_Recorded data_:
+-------+
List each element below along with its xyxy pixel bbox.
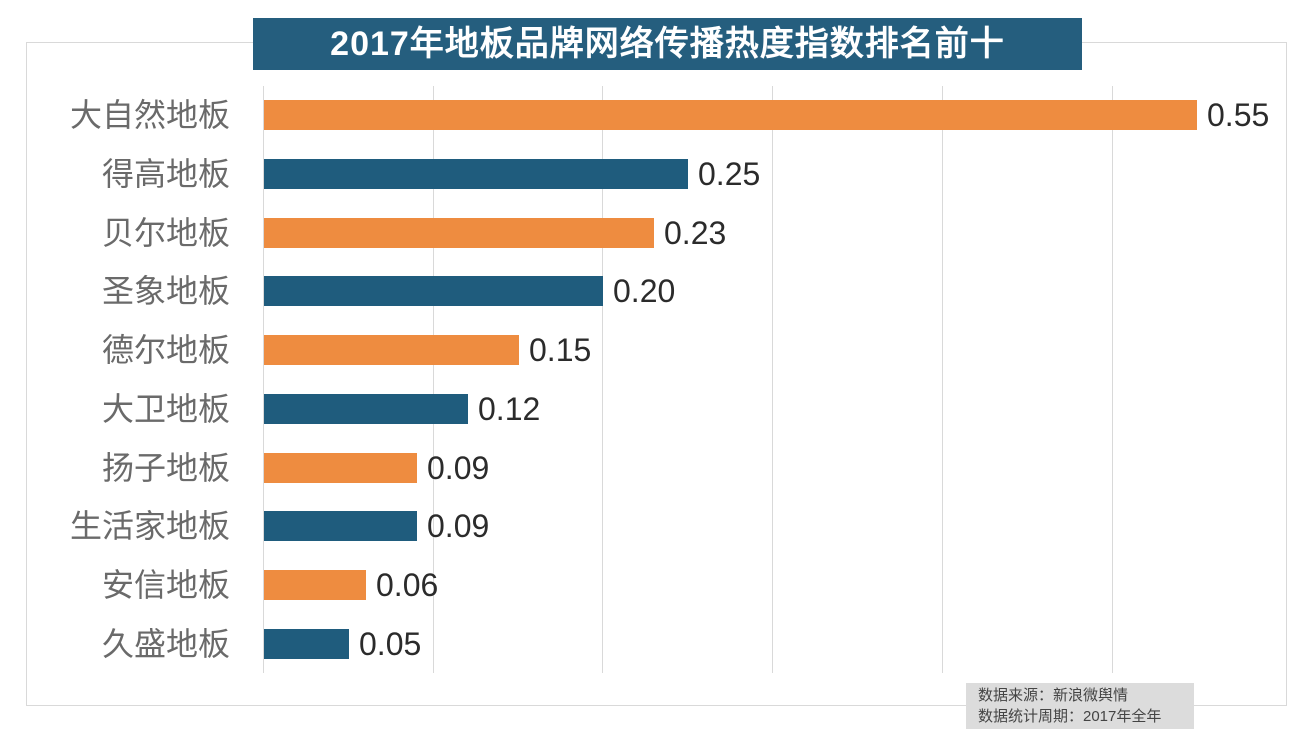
chart-frame: [26, 42, 1287, 706]
data-source-line: 数据来源：新浪微舆情: [978, 687, 1129, 704]
category-label: 大卫地板: [101, 391, 230, 427]
bar: [264, 335, 519, 365]
category-label: 贝尔地板: [101, 215, 230, 251]
category-label: 久盛地板: [101, 626, 230, 662]
bar: [264, 511, 417, 541]
value-label: 0.09: [427, 450, 490, 486]
gridline-0.0: [263, 86, 264, 673]
chart-title: 2017年地板品牌网络传播热度指数排名前十: [253, 18, 1082, 70]
category-label: 圣象地板: [101, 273, 230, 309]
gridline-0.2: [602, 86, 603, 673]
value-label: 0.20: [613, 273, 676, 309]
bar: [264, 276, 603, 306]
category-label: 生活家地板: [69, 508, 230, 544]
bar: [264, 394, 468, 424]
gridline-0.3: [772, 86, 773, 673]
gridline-0.1: [433, 86, 434, 673]
gridline-0.5: [1112, 86, 1113, 673]
bar: [264, 629, 349, 659]
value-label: 0.23: [664, 215, 727, 251]
category-label: 大自然地板: [69, 97, 230, 133]
source-note: 数据来源：新浪微舆情 数据统计周期：2017年全年: [966, 683, 1194, 729]
bar: [264, 159, 688, 189]
value-label: 0.09: [427, 508, 490, 544]
bar: [264, 100, 1197, 130]
category-label: 安信地板: [101, 567, 230, 603]
category-label: 扬子地板: [101, 450, 230, 486]
value-label: 0.15: [529, 332, 592, 368]
bar: [264, 453, 417, 483]
data-period-line: 数据统计周期：2017年全年: [978, 708, 1162, 725]
value-label: 0.12: [478, 391, 541, 427]
bar: [264, 218, 654, 248]
category-label: 德尔地板: [101, 332, 230, 368]
value-label: 0.25: [698, 156, 761, 192]
gridline-0.4: [942, 86, 943, 673]
value-label: 0.05: [359, 626, 422, 662]
bar: [264, 570, 366, 600]
value-label: 0.55: [1207, 97, 1270, 133]
category-label: 得高地板: [101, 156, 230, 192]
value-label: 0.06: [376, 567, 439, 603]
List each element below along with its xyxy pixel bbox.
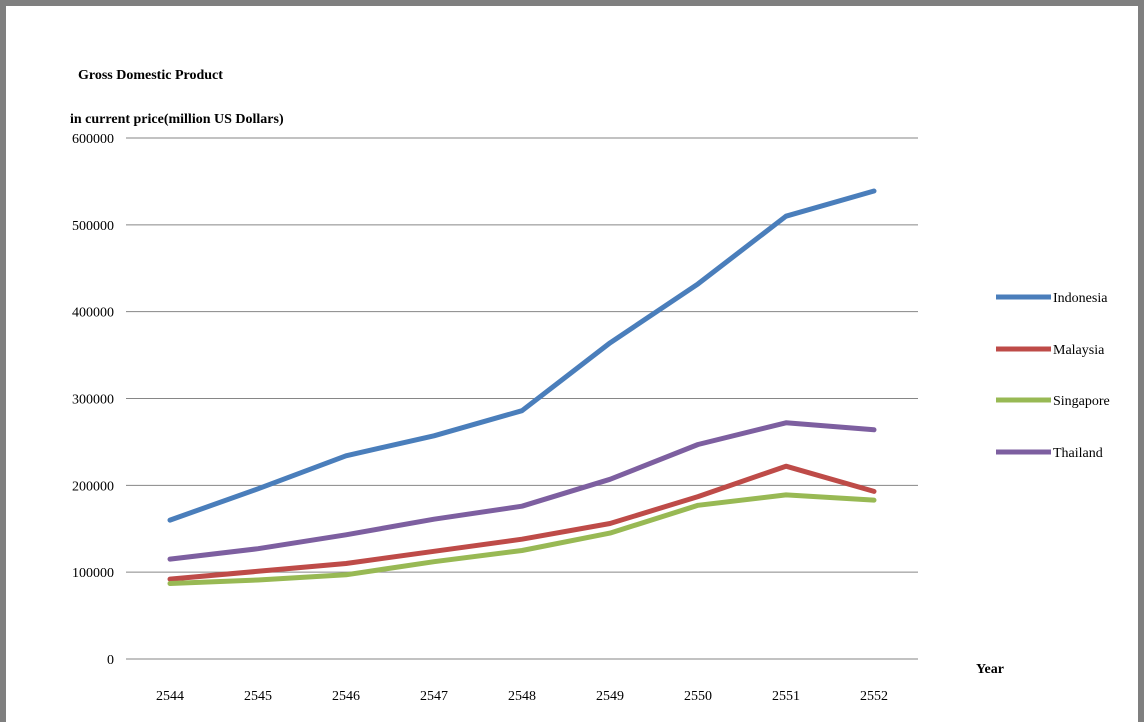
y-tick-label: 400000 xyxy=(72,306,114,321)
chart-title-line-2: in current price(million US Dollars) xyxy=(70,112,284,127)
y-tick-label: 600000 xyxy=(72,132,114,147)
y-tick-label: 500000 xyxy=(72,219,114,234)
series-line-malaysia xyxy=(167,463,877,582)
x-tick-label: 2549 xyxy=(596,689,624,704)
x-tick-label: 2547 xyxy=(420,689,448,704)
y-tick-label: 200000 xyxy=(72,479,114,494)
x-axis-tick-labels: 2544 2545 2546 2547 2548 2549 2550 2551 2552 xyxy=(156,689,888,704)
y-axis-tick-labels: 0 100000 200000 300000 400000 500000 600000 xyxy=(72,132,114,668)
x-axis-title: Year xyxy=(976,662,1004,677)
y-tick-label: 100000 xyxy=(72,566,114,581)
x-tick-label: 2548 xyxy=(508,689,536,704)
legend: Indonesia Malaysia Singapore Thailand xyxy=(996,291,1110,461)
legend-label-indonesia: Indonesia xyxy=(1053,291,1108,306)
chart-title: Gross Domestic Product in current price(… xyxy=(70,68,284,127)
series-lines xyxy=(167,188,877,586)
legend-label-thailand: Thailand xyxy=(1053,446,1103,461)
legend-label-malaysia: Malaysia xyxy=(1053,343,1105,358)
series-line-singapore xyxy=(167,492,877,586)
x-tick-label: 2550 xyxy=(684,689,712,704)
series-line-thailand xyxy=(167,420,877,562)
x-tick-label: 2544 xyxy=(156,689,184,704)
legend-label-singapore: Singapore xyxy=(1053,394,1110,409)
x-tick-label: 2551 xyxy=(772,689,800,704)
x-tick-label: 2552 xyxy=(860,689,888,704)
y-tick-label: 0 xyxy=(107,653,114,668)
x-tick-label: 2545 xyxy=(244,689,272,704)
line-chart: Gross Domestic Product in current price(… xyxy=(70,68,1110,704)
y-tick-label: 300000 xyxy=(72,393,114,408)
series-line-indonesia xyxy=(167,188,877,523)
x-tick-label: 2546 xyxy=(332,689,360,704)
chart-title-line-1: Gross Domestic Product xyxy=(78,68,223,83)
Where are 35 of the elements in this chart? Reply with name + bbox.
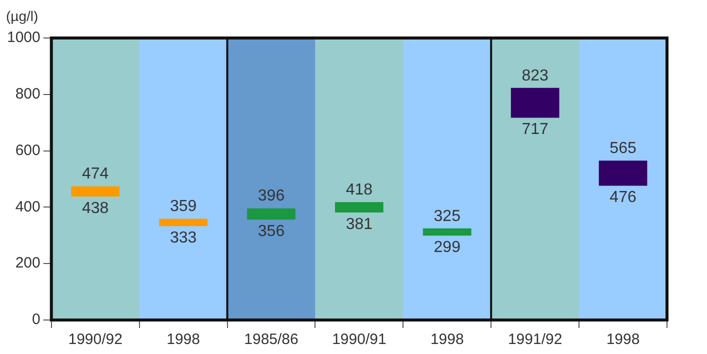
bar — [510, 88, 560, 118]
y-axis-title: (µg/l) — [6, 8, 38, 24]
x-tick-label: 1991/92 — [508, 331, 562, 348]
annotation: 476 — [610, 189, 636, 206]
annotation: 333 — [170, 230, 197, 246]
y-tick-label: 800 — [15, 86, 40, 103]
y-tick-label: 200 — [15, 254, 40, 272]
bar — [335, 202, 384, 213]
bar — [159, 218, 208, 226]
y-tick-label: 400 — [15, 198, 40, 216]
annotation: 418 — [346, 182, 373, 199]
annotation: 359 — [170, 198, 197, 216]
x-tick-label: 1990/91 — [332, 331, 386, 348]
annotation: 396 — [258, 188, 285, 205]
bar — [422, 228, 472, 236]
x-tick-label: 1998 — [430, 331, 464, 348]
x-tick-label: 1985/86 — [244, 331, 298, 348]
bar — [71, 186, 120, 196]
y-tick-label: 1000 — [6, 29, 40, 46]
bar — [598, 160, 648, 186]
x-tick-label: 1998 — [606, 331, 640, 348]
annotation: 438 — [82, 200, 109, 217]
annotation: 325 — [434, 208, 461, 225]
annotation: 565 — [610, 140, 636, 158]
x-tick-label: 1990/92 — [68, 331, 122, 348]
x-tick-label: 1998 — [166, 331, 200, 348]
annotation: 299 — [434, 239, 461, 256]
bar — [247, 208, 296, 220]
y-tick-label: 0 — [32, 311, 40, 328]
annotation: 381 — [346, 216, 373, 233]
annotation: 474 — [82, 166, 109, 183]
y-tick-label: 600 — [15, 142, 40, 159]
annotation: 356 — [258, 223, 285, 240]
annotation: 717 — [522, 121, 549, 138]
annotation: 823 — [522, 67, 549, 84]
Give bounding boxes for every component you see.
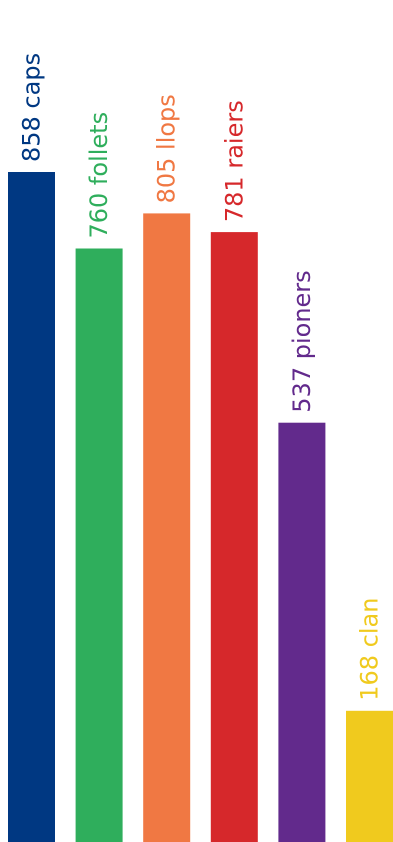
bar-clan <box>346 710 393 842</box>
bar-pioners <box>278 422 326 842</box>
data-label-clan: 168 clan <box>356 598 384 701</box>
data-labels-group: 858 caps 760 follets 805 llops 781 raiers 53… <box>18 53 384 701</box>
bar-follets <box>75 248 123 842</box>
data-label-llops: 805 llops <box>153 94 181 203</box>
data-label-caps: 858 caps <box>18 53 46 162</box>
data-label-pioners: 537 pioners <box>288 270 316 412</box>
bar-llops <box>143 213 191 842</box>
bar-caps <box>8 172 55 842</box>
bar-raiers <box>210 232 258 842</box>
bars-group <box>8 172 393 842</box>
data-label-follets: 760 follets <box>85 112 113 239</box>
data-label-raiers: 781 raiers <box>220 100 248 222</box>
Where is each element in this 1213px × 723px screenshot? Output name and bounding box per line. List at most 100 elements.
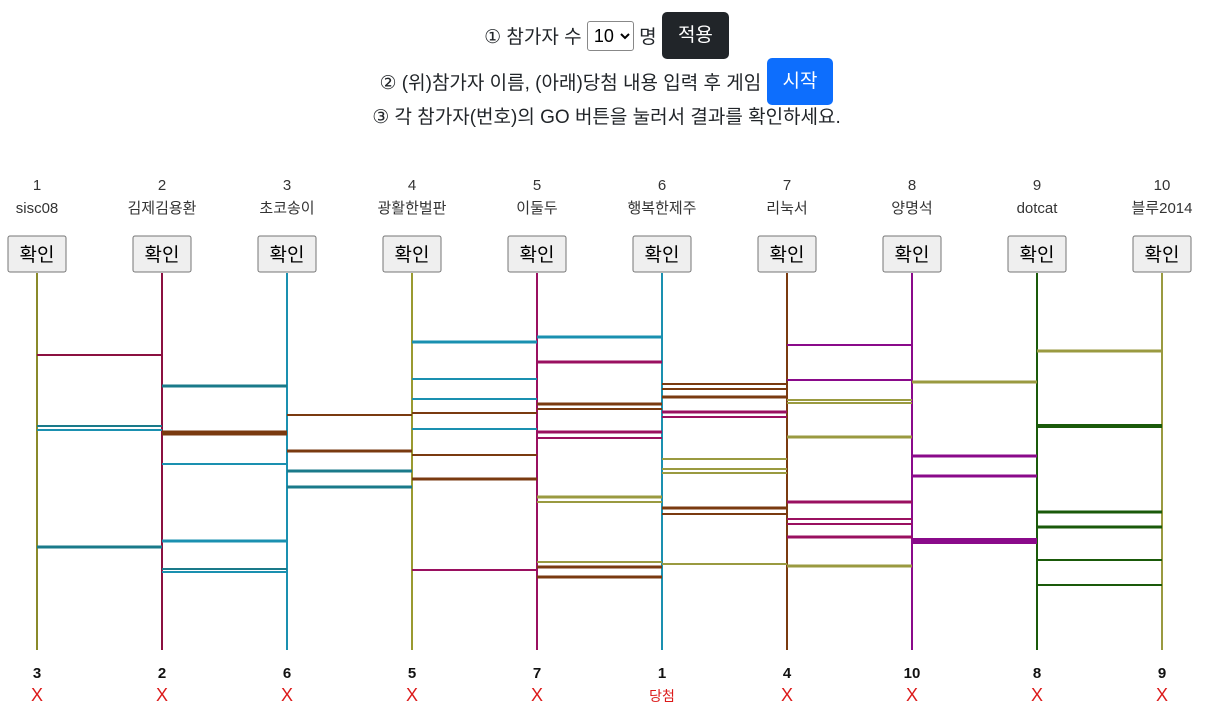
step1-row: ① 참가자 수 10 명 적용 — [0, 12, 1213, 59]
result-slot: 3X — [31, 665, 43, 705]
confirm-button-label[interactable]: 확인 — [145, 244, 180, 266]
confirm-button[interactable]: 확인 — [1007, 235, 1067, 273]
confirm-button-bg[interactable] — [882, 235, 942, 273]
confirm-button-label[interactable]: 확인 — [770, 244, 805, 266]
result-number: 3 — [33, 665, 41, 682]
confirm-button-label[interactable]: 확인 — [645, 244, 680, 266]
confirm-button-bg[interactable] — [1007, 235, 1067, 273]
participant-header: 10 블루2014 확인 — [1132, 177, 1193, 273]
participant-number: 9 — [1033, 177, 1041, 194]
result-slot: 5X — [406, 665, 418, 705]
result-fail-mark: X — [156, 685, 168, 705]
participant-number: 1 — [33, 177, 41, 194]
participant-header: 9 dotcat 확인 — [1007, 177, 1067, 273]
participant-number: 10 — [1154, 177, 1171, 194]
participant-name: 김제김용환 — [127, 200, 196, 217]
result-fail-mark: X — [906, 685, 918, 705]
confirm-button[interactable]: 확인 — [882, 235, 942, 273]
confirm-button-bg[interactable] — [7, 235, 67, 273]
result-number: 2 — [158, 665, 166, 682]
result-fail-mark: X — [1031, 685, 1043, 705]
confirm-button-bg[interactable] — [382, 235, 442, 273]
step3-row: ③ 각 참가자(번호)의 GO 버튼을 눌러서 결과를 확인하세요. — [0, 102, 1213, 129]
confirm-button-label[interactable]: 확인 — [395, 244, 430, 266]
result-number: 4 — [783, 665, 792, 682]
participant-number: 3 — [283, 177, 291, 194]
result-slot: 9X — [1156, 665, 1168, 705]
result-number: 6 — [283, 665, 291, 682]
confirm-button[interactable]: 확인 — [632, 235, 692, 273]
participant-name: 이둘두 — [516, 200, 558, 217]
participant-number: 4 — [408, 177, 416, 194]
participant-name: 광활한벌판 — [377, 200, 446, 217]
result-slot: 4X — [781, 665, 793, 705]
participant-number: 7 — [783, 177, 791, 194]
step2-row: ② (위)참가자 이름, (아래)당첨 내용 입력 후 게임 시작 — [0, 58, 1213, 105]
result-fail-mark: X — [281, 685, 293, 705]
participant-number: 6 — [658, 177, 666, 194]
result-number: 1 — [658, 665, 666, 682]
confirm-button-bg[interactable] — [257, 235, 317, 273]
participant-name: 블루2014 — [1132, 200, 1193, 217]
participant-number: 8 — [908, 177, 916, 194]
participant-name: 행복한제주 — [627, 200, 696, 217]
confirm-button[interactable]: 확인 — [757, 235, 817, 273]
confirm-button[interactable]: 확인 — [1132, 235, 1192, 273]
confirm-button-bg[interactable] — [632, 235, 692, 273]
participant-name: 리눅서 — [766, 200, 807, 217]
result-number: 10 — [904, 665, 921, 682]
result-slot: 8X — [1031, 665, 1043, 705]
participant-number: 5 — [533, 177, 541, 194]
result-number: 9 — [1158, 665, 1166, 682]
result-fail-mark: X — [1156, 685, 1168, 705]
result-slot: 1 당첨 — [649, 665, 675, 704]
participant-count-select[interactable]: 10 — [586, 20, 634, 51]
result-number: 5 — [408, 665, 416, 682]
confirm-button-bg[interactable] — [1132, 235, 1192, 273]
result-slot: 2X — [156, 665, 168, 705]
confirm-button-label[interactable]: 확인 — [520, 244, 555, 266]
apply-button[interactable]: 적용 — [661, 12, 729, 59]
step1-label: ① 참가자 수 — [484, 27, 582, 48]
result-number: 7 — [533, 665, 541, 682]
participant-number: 2 — [158, 177, 166, 194]
result-fail-mark: X — [406, 685, 418, 705]
confirm-button-label[interactable]: 확인 — [270, 244, 305, 266]
confirm-button-label[interactable]: 확인 — [1020, 244, 1055, 266]
result-slot: 6X — [281, 665, 293, 705]
confirm-button-label[interactable]: 확인 — [1145, 244, 1180, 266]
participant-name: dotcat — [1017, 200, 1059, 217]
result-fail-mark: X — [531, 685, 543, 705]
confirm-button[interactable]: 확인 — [257, 235, 317, 273]
participant-name: 양명석 — [891, 200, 932, 217]
confirm-button-bg[interactable] — [507, 235, 567, 273]
confirm-button-bg[interactable] — [757, 235, 817, 273]
result-slot: 10 X — [904, 665, 921, 705]
result-fail-mark: X — [31, 685, 43, 705]
result-fail-mark: X — [781, 685, 793, 705]
confirm-button-bg[interactable] — [132, 235, 192, 273]
result-number: 8 — [1033, 665, 1041, 682]
result-slot: 7X — [531, 665, 543, 705]
step2-label: ② (위)참가자 이름, (아래)당첨 내용 입력 후 게임 — [379, 73, 762, 94]
step1-unit: 명 — [639, 27, 657, 48]
confirm-button[interactable]: 확인 — [507, 235, 567, 273]
confirm-button[interactable]: 확인 — [382, 235, 442, 273]
participant-header: 1 sisc08 확인 — [7, 177, 67, 273]
confirm-button[interactable]: 확인 — [132, 235, 192, 273]
result-win-label: 당첨 — [649, 688, 675, 704]
confirm-button-label[interactable]: 확인 — [20, 244, 55, 266]
confirm-button-label[interactable]: 확인 — [895, 244, 930, 266]
confirm-button[interactable]: 확인 — [7, 235, 67, 273]
start-button[interactable]: 시작 — [766, 58, 834, 105]
step3-label: ③ 각 참가자(번호)의 GO 버튼을 눌러서 결과를 확인하세요. — [372, 107, 841, 128]
participant-name: sisc08 — [16, 200, 59, 217]
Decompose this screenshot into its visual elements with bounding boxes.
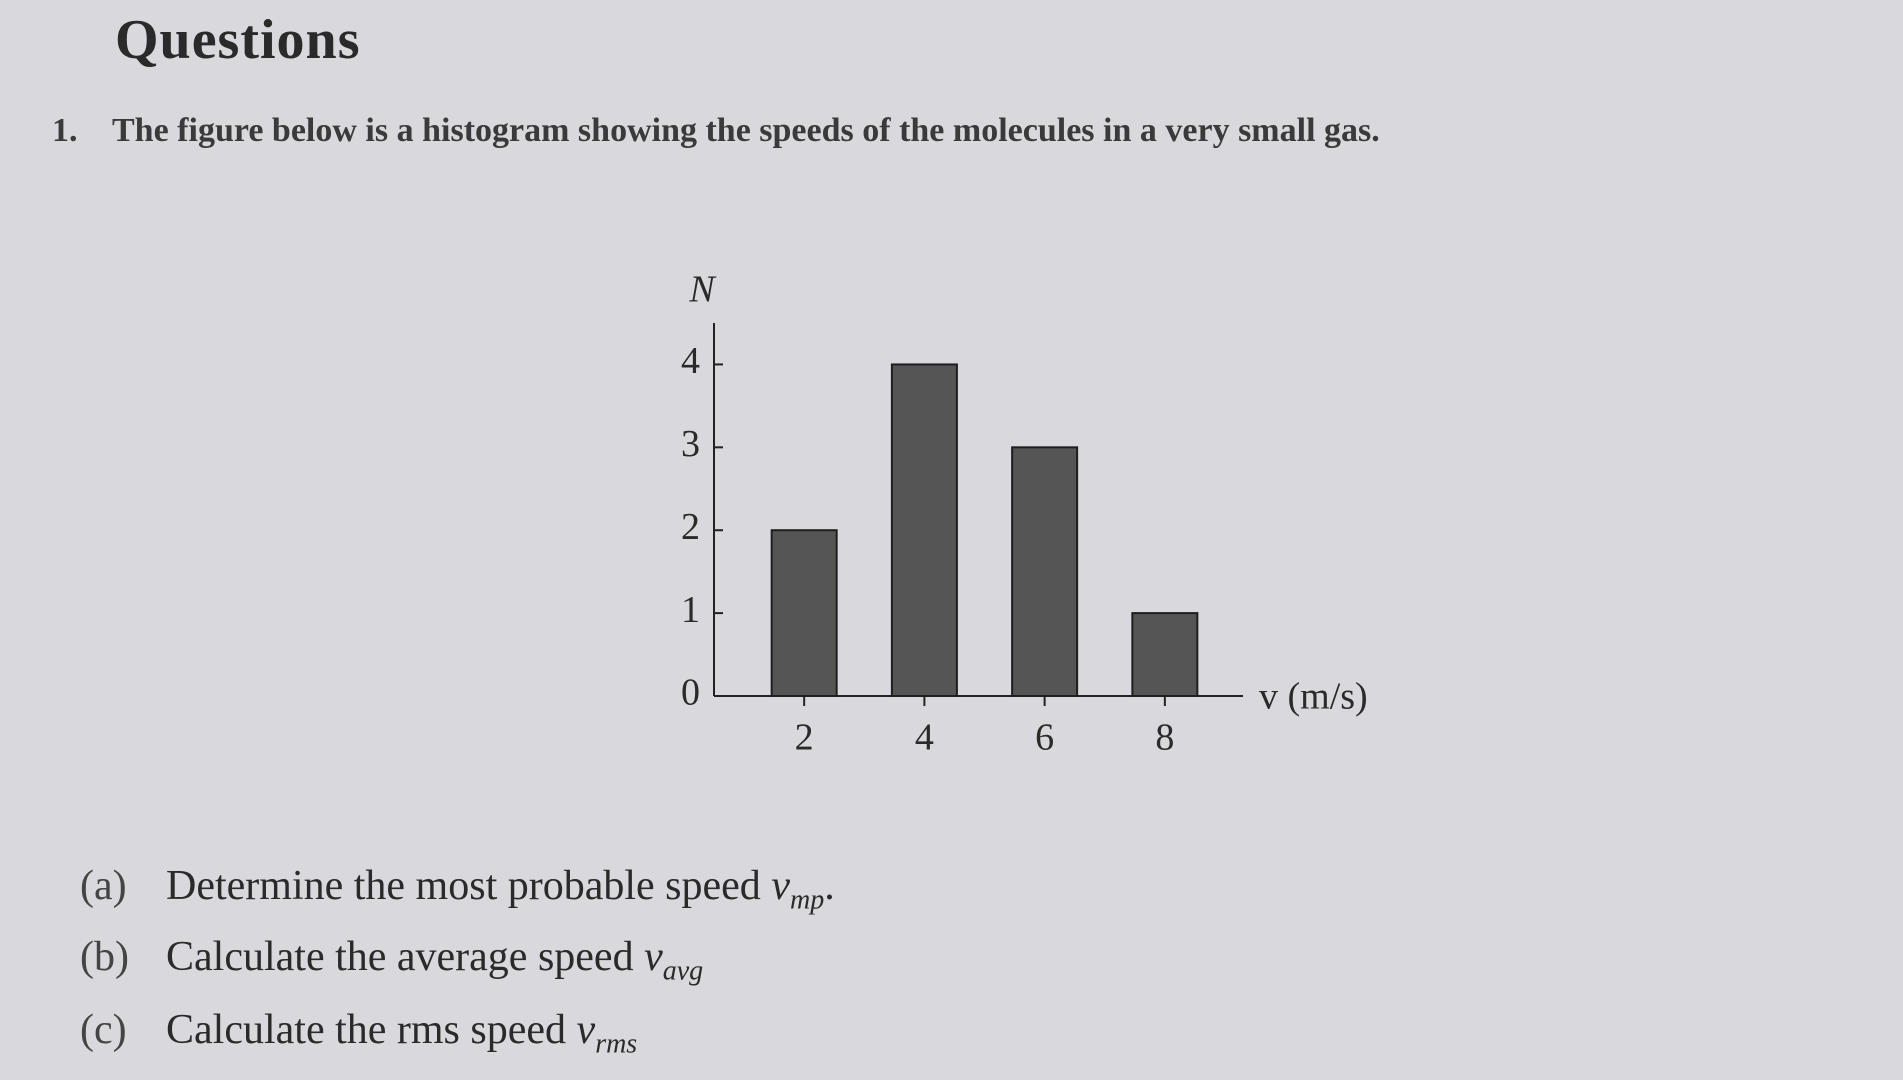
+-------+
Convert the lines from the one containing "bar — [510, 88, 560, 118]" through the one containing "Give bounding boxes", both included, into a JSON list of strings with one string per line. Leave out any blank lines.

_SOLUTION FOR THIS PROBLEM_:
[
  "bar — [510, 88, 560, 118]",
  "y-axis-title: (µg/l) — [6, 8, 38, 24]",
  "x-tick-label: 1991/92 — [508, 331, 562, 348]",
  "annotation: 476 — [610, 189, 636, 206]",
  "annotation: 333 — [170, 230, 197, 246]",
  "y-tick-label: 800 — [15, 86, 40, 103]",
  "y-tick-label: 200 — [15, 254, 40, 272]",
  "bar — [335, 202, 384, 213]",
  "bar — [159, 218, 208, 226]",
  "y-tick-label: 400 — [15, 198, 40, 216]",
  "annotation: 418 — [346, 182, 373, 199]",
  "annotation: 359 — [170, 198, 197, 216]",
  "x-tick-label: 1990/91 — [332, 331, 386, 348]",
  "annotation: 396 — [258, 188, 285, 205]",
  "bar — [422, 228, 472, 236]",
  "x-tick-label: 1998 — [430, 331, 464, 348]",
  "x-tick-label: 1985/86 — [244, 331, 298, 348]",
  "bar — [71, 186, 120, 196]",
  "y-tick-label: 1000 — [6, 29, 40, 46]",
  "bar — [598, 160, 648, 186]",
  "x-tick-label: 1998 — [606, 331, 640, 348]",
  "annotation: 438 — [82, 200, 109, 217]",
  "annotation: 325 — [434, 208, 461, 225]",
  "annotation: 565 — [610, 140, 636, 158]",
  "x-tick-label: 1990/92 — [68, 331, 122, 348]",
  "x-tick-label: 1998 — [166, 331, 200, 348]",
  "annotation: 299 — [434, 239, 461, 256]",
  "bar — [247, 208, 296, 220]",
  "y-tick-label: 0 — [32, 311, 40, 328]",
  "annotation: 381 — [346, 216, 373, 233]",
  "annotation: 474 — [82, 166, 109, 183]",
  "y-tick-label: 600 — [15, 142, 40, 159]",
  "annotation: 356 — [258, 223, 285, 240]",
  "annotation: 717 — [522, 121, 549, 138]",
  "annotation: 823 — [522, 67, 549, 84]",
  "Give bounding boxes for every component you see."
]